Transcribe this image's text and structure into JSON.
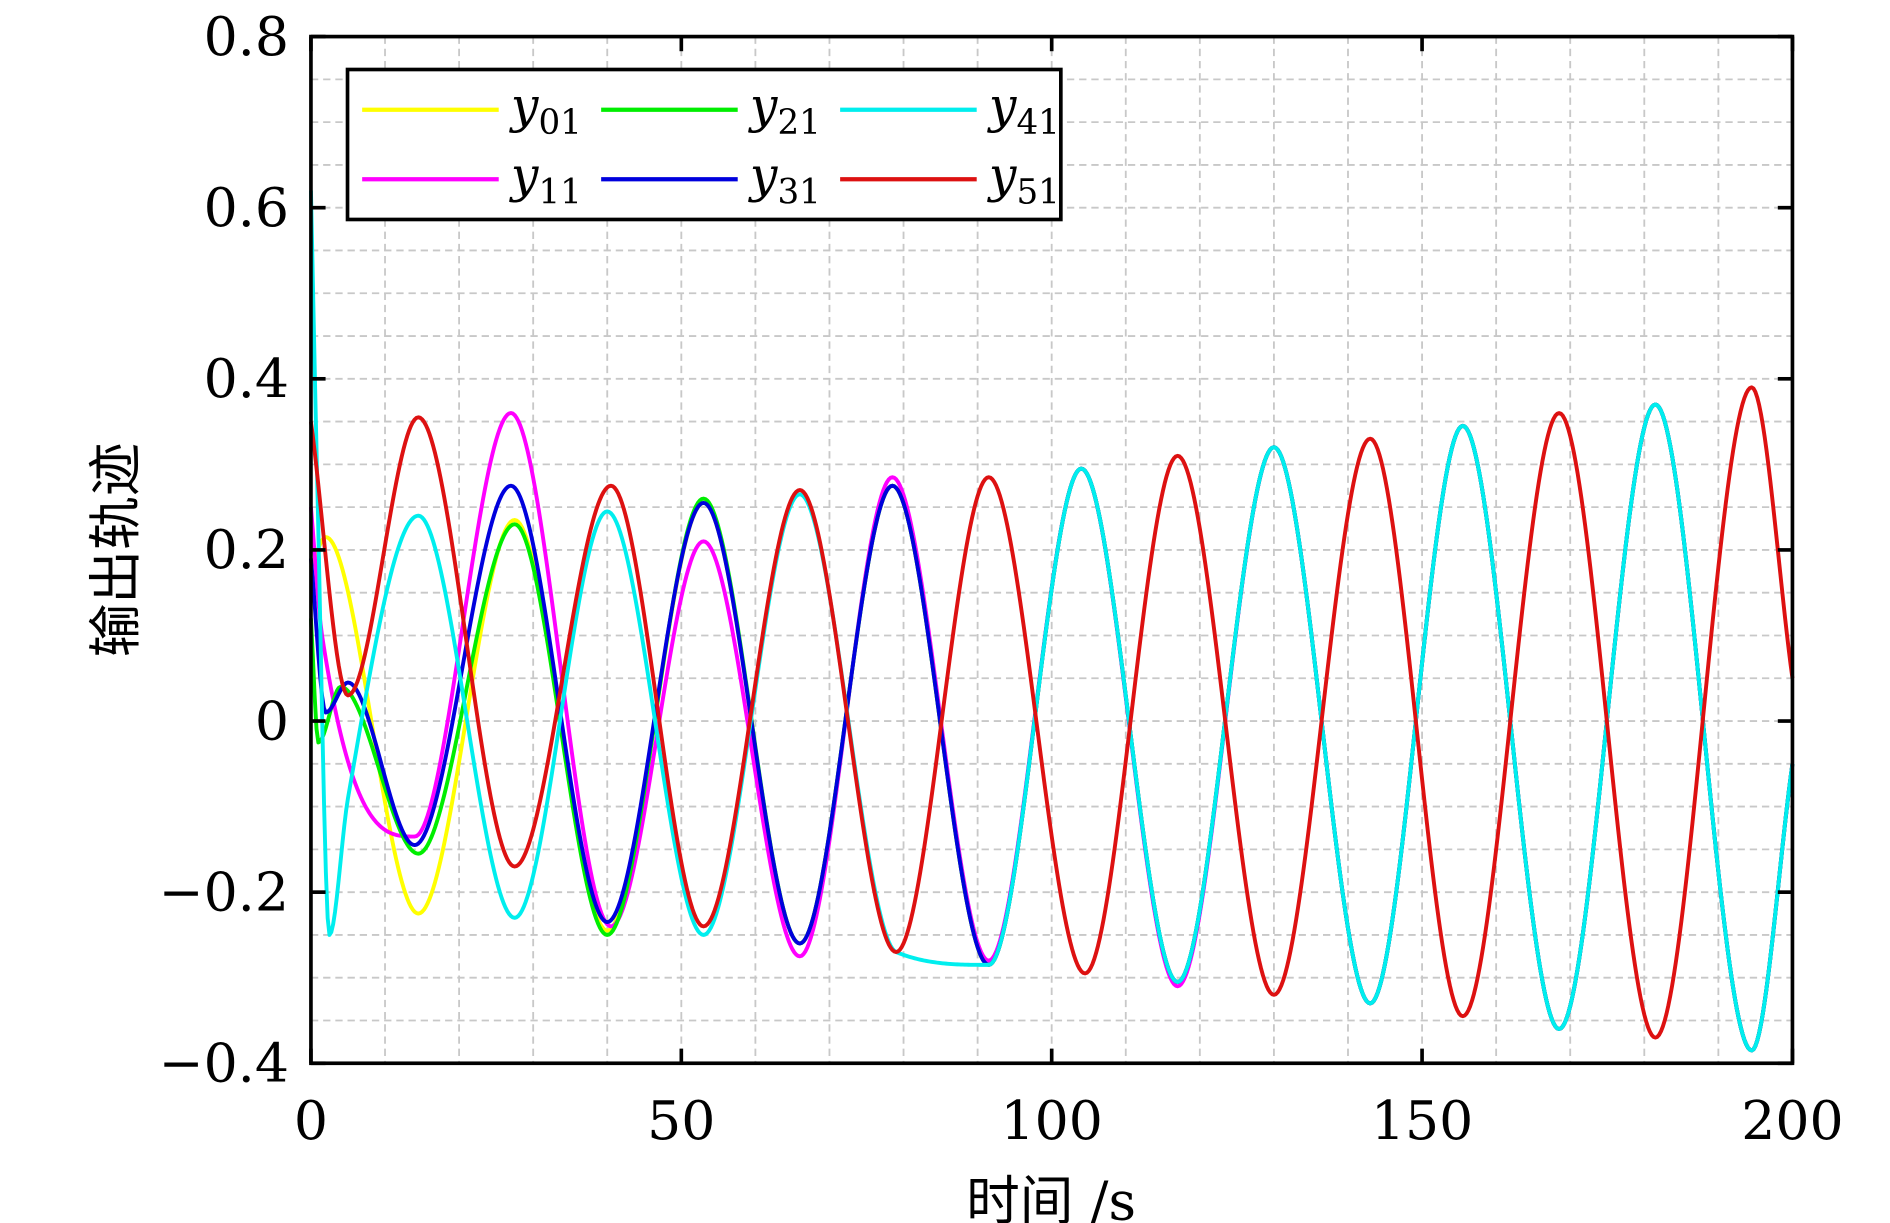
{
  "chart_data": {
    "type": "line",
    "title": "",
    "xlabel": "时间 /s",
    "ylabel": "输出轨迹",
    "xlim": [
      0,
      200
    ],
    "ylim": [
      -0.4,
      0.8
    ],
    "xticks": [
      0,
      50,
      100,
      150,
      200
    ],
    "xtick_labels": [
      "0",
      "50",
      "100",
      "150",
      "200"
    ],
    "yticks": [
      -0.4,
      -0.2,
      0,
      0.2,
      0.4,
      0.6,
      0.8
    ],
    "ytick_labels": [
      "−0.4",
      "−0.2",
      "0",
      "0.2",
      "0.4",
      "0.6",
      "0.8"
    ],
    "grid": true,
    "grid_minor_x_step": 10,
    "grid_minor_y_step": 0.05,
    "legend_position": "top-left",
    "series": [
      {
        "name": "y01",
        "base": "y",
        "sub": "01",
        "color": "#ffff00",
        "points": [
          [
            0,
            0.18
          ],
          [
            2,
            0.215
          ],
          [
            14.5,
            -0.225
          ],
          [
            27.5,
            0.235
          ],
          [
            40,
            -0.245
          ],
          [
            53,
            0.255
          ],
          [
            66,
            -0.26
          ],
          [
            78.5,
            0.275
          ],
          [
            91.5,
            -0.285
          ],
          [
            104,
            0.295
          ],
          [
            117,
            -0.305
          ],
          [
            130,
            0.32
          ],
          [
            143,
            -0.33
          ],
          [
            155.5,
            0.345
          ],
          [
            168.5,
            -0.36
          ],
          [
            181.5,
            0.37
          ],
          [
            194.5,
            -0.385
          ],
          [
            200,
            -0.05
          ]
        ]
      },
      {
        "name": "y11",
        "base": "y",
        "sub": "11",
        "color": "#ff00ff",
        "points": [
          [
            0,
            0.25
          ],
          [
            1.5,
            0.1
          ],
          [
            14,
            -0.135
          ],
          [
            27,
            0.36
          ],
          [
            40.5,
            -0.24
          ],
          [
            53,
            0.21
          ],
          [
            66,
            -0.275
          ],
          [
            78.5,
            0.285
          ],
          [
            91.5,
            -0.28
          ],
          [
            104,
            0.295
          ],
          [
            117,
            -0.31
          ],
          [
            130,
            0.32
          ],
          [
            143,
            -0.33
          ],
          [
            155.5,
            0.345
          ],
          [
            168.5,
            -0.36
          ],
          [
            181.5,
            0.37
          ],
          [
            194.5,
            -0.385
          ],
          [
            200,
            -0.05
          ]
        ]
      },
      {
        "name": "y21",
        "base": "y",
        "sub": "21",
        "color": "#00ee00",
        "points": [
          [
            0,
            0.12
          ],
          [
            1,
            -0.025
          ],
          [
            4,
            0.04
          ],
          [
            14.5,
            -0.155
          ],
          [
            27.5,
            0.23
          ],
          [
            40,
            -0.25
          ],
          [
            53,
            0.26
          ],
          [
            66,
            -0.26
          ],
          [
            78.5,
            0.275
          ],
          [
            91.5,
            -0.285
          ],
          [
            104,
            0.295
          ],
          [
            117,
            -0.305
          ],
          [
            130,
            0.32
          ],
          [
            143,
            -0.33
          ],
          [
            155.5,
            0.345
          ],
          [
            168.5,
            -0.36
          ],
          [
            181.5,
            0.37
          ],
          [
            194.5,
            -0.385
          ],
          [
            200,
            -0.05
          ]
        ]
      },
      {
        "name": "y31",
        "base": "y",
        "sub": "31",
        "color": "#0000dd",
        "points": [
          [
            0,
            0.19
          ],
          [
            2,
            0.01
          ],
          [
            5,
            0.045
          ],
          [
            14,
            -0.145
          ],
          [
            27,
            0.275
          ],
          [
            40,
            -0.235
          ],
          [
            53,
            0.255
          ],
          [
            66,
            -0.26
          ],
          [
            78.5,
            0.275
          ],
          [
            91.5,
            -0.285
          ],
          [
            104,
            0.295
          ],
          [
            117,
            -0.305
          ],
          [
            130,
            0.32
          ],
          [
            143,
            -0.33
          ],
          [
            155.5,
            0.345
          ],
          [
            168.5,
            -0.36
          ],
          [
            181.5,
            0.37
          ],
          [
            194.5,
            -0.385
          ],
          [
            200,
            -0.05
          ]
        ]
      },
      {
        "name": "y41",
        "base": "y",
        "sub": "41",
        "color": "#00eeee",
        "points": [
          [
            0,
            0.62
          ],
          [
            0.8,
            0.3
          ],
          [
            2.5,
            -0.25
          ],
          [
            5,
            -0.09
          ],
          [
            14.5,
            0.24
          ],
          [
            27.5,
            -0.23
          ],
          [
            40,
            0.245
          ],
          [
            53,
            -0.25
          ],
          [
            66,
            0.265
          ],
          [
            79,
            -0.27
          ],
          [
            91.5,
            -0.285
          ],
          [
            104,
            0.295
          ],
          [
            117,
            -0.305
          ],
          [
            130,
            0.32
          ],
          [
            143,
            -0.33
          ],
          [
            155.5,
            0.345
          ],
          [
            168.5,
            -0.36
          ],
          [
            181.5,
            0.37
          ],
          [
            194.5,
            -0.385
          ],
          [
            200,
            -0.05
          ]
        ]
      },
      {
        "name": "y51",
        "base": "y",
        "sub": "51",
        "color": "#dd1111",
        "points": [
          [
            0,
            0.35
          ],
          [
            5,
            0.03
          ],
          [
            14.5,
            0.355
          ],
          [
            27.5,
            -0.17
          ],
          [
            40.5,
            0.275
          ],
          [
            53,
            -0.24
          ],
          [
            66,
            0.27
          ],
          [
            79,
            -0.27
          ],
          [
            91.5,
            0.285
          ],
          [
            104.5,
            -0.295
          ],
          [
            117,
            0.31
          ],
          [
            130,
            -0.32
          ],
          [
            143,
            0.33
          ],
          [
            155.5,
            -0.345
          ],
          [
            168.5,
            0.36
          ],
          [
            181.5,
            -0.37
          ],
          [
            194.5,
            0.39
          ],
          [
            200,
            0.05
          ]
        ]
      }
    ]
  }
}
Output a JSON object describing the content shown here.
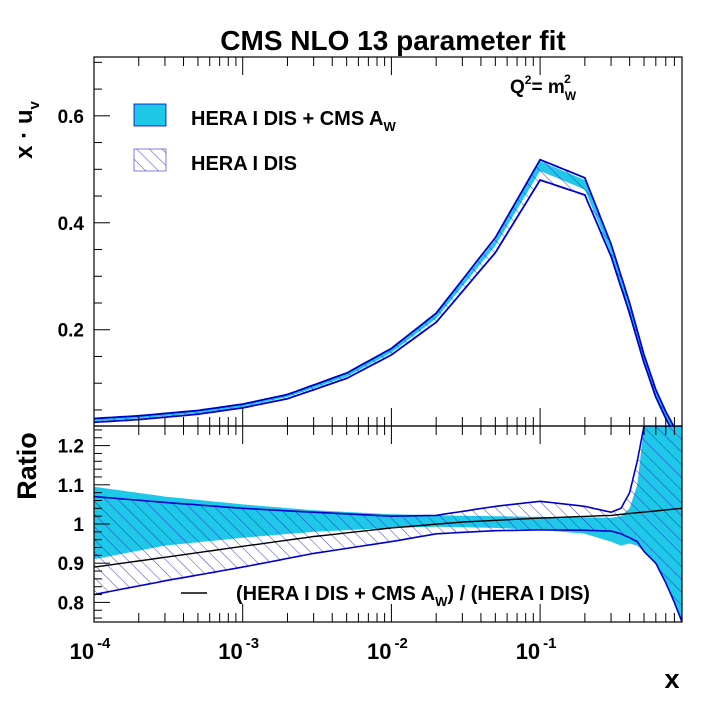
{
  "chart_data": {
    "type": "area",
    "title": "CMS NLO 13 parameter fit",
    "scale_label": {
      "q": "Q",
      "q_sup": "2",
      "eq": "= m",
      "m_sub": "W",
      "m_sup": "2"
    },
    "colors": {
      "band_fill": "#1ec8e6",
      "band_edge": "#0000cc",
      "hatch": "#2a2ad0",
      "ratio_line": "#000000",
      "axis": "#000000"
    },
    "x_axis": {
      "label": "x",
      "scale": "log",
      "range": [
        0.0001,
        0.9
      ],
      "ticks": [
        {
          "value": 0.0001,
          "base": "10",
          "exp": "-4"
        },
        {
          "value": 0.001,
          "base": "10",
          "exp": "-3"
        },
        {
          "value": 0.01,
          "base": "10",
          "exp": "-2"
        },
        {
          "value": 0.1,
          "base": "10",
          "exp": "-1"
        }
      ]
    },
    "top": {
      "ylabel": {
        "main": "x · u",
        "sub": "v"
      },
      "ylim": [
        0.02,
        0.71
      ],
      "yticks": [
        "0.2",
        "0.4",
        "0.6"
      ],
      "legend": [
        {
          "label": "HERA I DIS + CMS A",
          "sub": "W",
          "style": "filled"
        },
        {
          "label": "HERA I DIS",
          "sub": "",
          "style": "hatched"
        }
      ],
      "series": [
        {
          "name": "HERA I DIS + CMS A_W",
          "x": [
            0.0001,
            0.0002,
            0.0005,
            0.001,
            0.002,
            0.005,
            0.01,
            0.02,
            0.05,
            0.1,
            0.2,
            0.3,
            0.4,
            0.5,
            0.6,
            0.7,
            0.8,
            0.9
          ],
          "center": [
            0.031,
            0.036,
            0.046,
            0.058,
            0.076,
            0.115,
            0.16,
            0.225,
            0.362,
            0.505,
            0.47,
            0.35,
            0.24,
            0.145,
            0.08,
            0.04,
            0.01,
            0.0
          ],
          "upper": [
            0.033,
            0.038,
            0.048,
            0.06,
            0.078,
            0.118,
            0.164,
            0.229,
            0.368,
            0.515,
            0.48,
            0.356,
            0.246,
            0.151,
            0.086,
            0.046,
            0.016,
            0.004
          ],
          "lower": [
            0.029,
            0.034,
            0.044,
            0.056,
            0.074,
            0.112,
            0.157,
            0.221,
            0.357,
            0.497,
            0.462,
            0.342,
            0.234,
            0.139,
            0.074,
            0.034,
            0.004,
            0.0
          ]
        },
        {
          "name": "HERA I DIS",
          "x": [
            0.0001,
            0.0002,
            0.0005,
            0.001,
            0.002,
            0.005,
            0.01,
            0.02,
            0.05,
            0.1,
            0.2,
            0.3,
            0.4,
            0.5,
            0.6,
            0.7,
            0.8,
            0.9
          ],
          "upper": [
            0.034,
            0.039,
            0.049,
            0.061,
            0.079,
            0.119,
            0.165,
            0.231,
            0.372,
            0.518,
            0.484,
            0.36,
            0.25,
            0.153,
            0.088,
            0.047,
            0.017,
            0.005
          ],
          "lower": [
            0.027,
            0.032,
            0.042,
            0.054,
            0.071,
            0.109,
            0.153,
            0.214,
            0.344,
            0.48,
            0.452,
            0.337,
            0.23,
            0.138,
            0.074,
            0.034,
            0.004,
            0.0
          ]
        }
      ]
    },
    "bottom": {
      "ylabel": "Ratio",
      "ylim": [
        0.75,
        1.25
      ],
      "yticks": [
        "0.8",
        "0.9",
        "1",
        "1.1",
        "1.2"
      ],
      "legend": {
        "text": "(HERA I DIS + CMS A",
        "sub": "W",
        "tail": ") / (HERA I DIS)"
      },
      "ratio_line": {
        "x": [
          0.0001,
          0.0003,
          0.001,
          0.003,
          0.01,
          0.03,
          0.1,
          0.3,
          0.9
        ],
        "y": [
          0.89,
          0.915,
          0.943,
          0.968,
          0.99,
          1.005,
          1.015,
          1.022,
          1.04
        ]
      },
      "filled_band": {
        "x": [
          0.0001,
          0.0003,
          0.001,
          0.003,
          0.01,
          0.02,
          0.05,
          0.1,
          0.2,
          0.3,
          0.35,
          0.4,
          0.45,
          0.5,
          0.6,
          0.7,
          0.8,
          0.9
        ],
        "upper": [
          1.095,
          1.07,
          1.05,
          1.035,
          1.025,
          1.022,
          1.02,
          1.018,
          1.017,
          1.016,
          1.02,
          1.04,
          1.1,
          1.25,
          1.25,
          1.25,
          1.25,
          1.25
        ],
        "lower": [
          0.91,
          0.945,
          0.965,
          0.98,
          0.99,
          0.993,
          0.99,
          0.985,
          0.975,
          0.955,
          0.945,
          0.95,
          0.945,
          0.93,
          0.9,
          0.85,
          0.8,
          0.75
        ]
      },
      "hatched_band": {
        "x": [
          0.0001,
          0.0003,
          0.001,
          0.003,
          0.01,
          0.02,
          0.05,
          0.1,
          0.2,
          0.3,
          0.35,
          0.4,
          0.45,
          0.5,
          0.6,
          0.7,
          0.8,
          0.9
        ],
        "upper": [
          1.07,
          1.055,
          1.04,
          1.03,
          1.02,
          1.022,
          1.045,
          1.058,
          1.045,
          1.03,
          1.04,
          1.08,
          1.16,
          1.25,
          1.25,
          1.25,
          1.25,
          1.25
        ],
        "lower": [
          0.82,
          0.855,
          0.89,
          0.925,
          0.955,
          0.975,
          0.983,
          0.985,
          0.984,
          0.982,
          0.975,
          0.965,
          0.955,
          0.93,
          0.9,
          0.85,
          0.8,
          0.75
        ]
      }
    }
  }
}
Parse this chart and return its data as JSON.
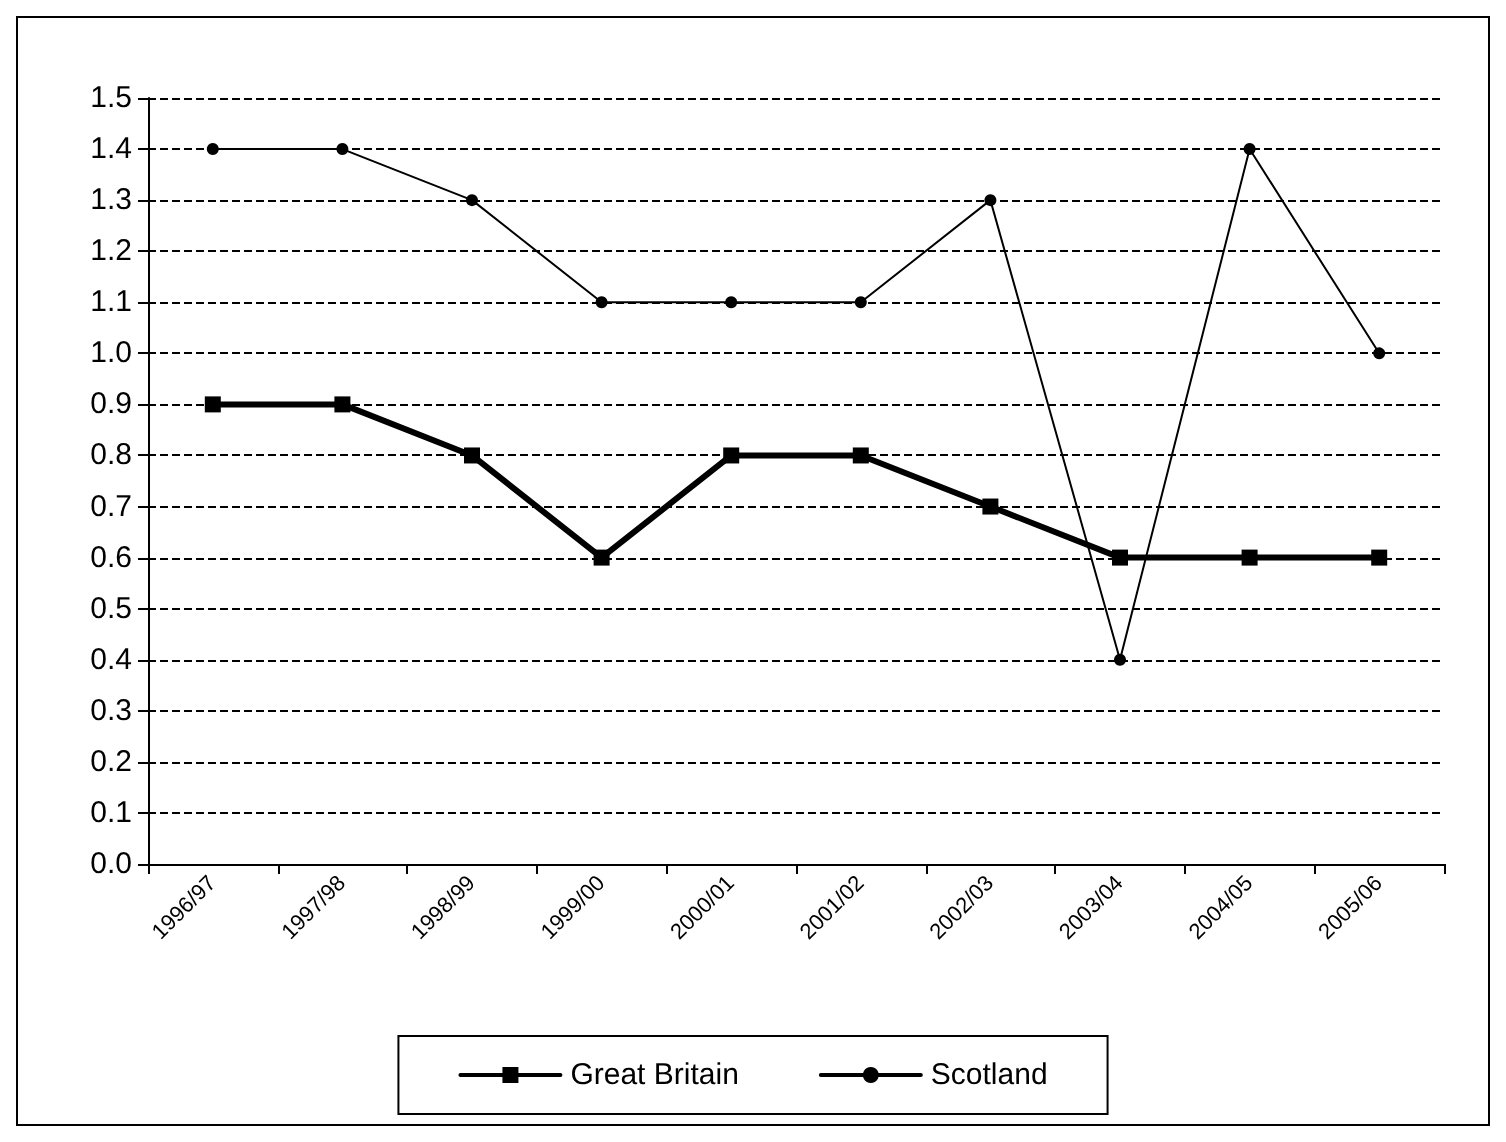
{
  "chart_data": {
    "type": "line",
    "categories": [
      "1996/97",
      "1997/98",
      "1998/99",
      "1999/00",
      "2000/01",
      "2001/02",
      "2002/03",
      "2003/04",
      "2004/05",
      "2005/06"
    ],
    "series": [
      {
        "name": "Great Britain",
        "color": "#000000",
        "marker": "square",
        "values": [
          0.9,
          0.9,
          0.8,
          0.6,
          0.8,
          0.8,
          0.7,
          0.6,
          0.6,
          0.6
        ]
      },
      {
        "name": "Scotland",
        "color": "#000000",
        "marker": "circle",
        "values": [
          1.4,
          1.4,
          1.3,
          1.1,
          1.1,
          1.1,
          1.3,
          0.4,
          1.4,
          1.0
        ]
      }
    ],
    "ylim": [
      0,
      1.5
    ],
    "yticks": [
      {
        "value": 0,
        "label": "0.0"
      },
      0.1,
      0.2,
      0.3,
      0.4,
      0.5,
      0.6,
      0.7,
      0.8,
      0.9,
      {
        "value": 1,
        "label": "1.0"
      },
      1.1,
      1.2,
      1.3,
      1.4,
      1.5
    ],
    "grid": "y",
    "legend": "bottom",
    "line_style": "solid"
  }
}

Work to complete
Reproduce exactly the lines from the one with "Parse this chart and return its data as JSON." to the bottom of the listing, both ends included, and nothing else. Skip the pictures.

Worked answer
Parse this chart and return its data as JSON.
{
  "chart_data": {
    "type": "line",
    "categories": [
      "1996/97",
      "1997/98",
      "1998/99",
      "1999/00",
      "2000/01",
      "2001/02",
      "2002/03",
      "2003/04",
      "2004/05",
      "2005/06"
    ],
    "series": [
      {
        "name": "Great Britain",
        "color": "#000000",
        "marker": "square",
        "values": [
          0.9,
          0.9,
          0.8,
          0.6,
          0.8,
          0.8,
          0.7,
          0.6,
          0.6,
          0.6
        ]
      },
      {
        "name": "Scotland",
        "color": "#000000",
        "marker": "circle",
        "values": [
          1.4,
          1.4,
          1.3,
          1.1,
          1.1,
          1.1,
          1.3,
          0.4,
          1.4,
          1.0
        ]
      }
    ],
    "ylim": [
      0,
      1.5
    ],
    "yticks": [
      {
        "value": 0,
        "label": "0.0"
      },
      0.1,
      0.2,
      0.3,
      0.4,
      0.5,
      0.6,
      0.7,
      0.8,
      0.9,
      {
        "value": 1,
        "label": "1.0"
      },
      1.1,
      1.2,
      1.3,
      1.4,
      1.5
    ],
    "grid": "y",
    "legend": "bottom",
    "line_style": "solid"
  }
}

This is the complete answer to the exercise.